REQUIRED ACTIONS:
- 1) In the excerpt on solving inequalities, what value of x is picked to check the sign of (x-1)(x-2)(x-3)(x-7)?
- 2) Pick up the post on solving inequalities with a number line after its last line and keep writing it.

I was going through the posts on inequalities and found that many good concepts are explained here, but still people do have trouble solving the question using these concept.
In these posts, there were quadratic equations, curves, graphs and other mathematical stuff. With this post, I am trying to provide a simple method to solve such questions quickly. I won't be writing the concepts behind it.
Remember this is the same OLD concept, it's just presented differently.

Case 1: Multiplication


for example: (x-1)(x-2)(x-3)(x-7) \leq 0

To check the intervals in which this inequality holds true, we need to pick only one value from the number line.
Lets say x = 10, then (9)(8)(7)(3) > 0, in every alternate interval the sign would be + for the above expression

---(+)-----1---(-)---2---(+)---3-----------(-)----------7----(+)------

Thus, inequality would hold true in the intervals:
1 \leq x \leq 2
3 \leq x \leq 7,

Note that intervals are inclusive of 3 & 7


Case 2: Division


In case of division:
\frac{(x-1)(x-2)}{(x-3)(x-7)} \leq 0
Using the same approach as above;
1 \leq x \leq 2
3 < x < 7, (x\neq3, 7)

SUPPLIED DATA:
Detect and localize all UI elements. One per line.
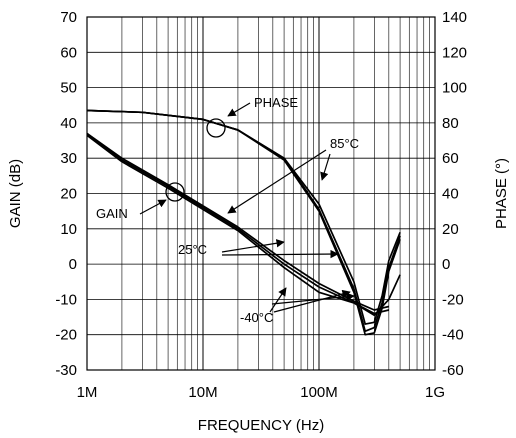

EXERCISE RESULTS:
- 1) x = 10

- 2)
Since (x-3)(x-7) is in denominator, its value can't be 0.


Following things to be kept in mind while using above method:
1. Cofficient of x should be positive: for ex - (x-a)(b-x)>0, can be written as (x-a)(x-b)<0
2. Even powers: for ex - (x-9)^2(x+3) \geq 0, (x-9)^2 is always greater than 0, so, it should be only considered to check the equality (=0)
3. Odd powers: (x-a)^3(x-b)^5>0, will be same as (x-a)(x-b)>0
4. Cancelling the common terms:
    for ex - \frac {(x^2+x-6)(x-11)}{(x+3)} >0, it can be simplified as (x-2)(x-11)>0
    or, ---(+)-----2---(-)-------------11----(+)------
    thus x <2 or x>11, but since at x = -3 (in the original expression), we get undefined form, so, x

    \neq -3


A question for you:
For what values of x, does the following inequality holds true?
(x-a)(x-b)...(x-n)...(x-z) \geq 0, where {a, b, c,...} are integers.
[Reveal] Spoiler: Solution
The expression has (x-x), thus, it is always 0=0 for every value of x.


Reference post:
http://gmatclub.com/forum/inequalities-trick-91482.html

PS: I hope you find this post useful, please provide feedback to improve the quality of the post.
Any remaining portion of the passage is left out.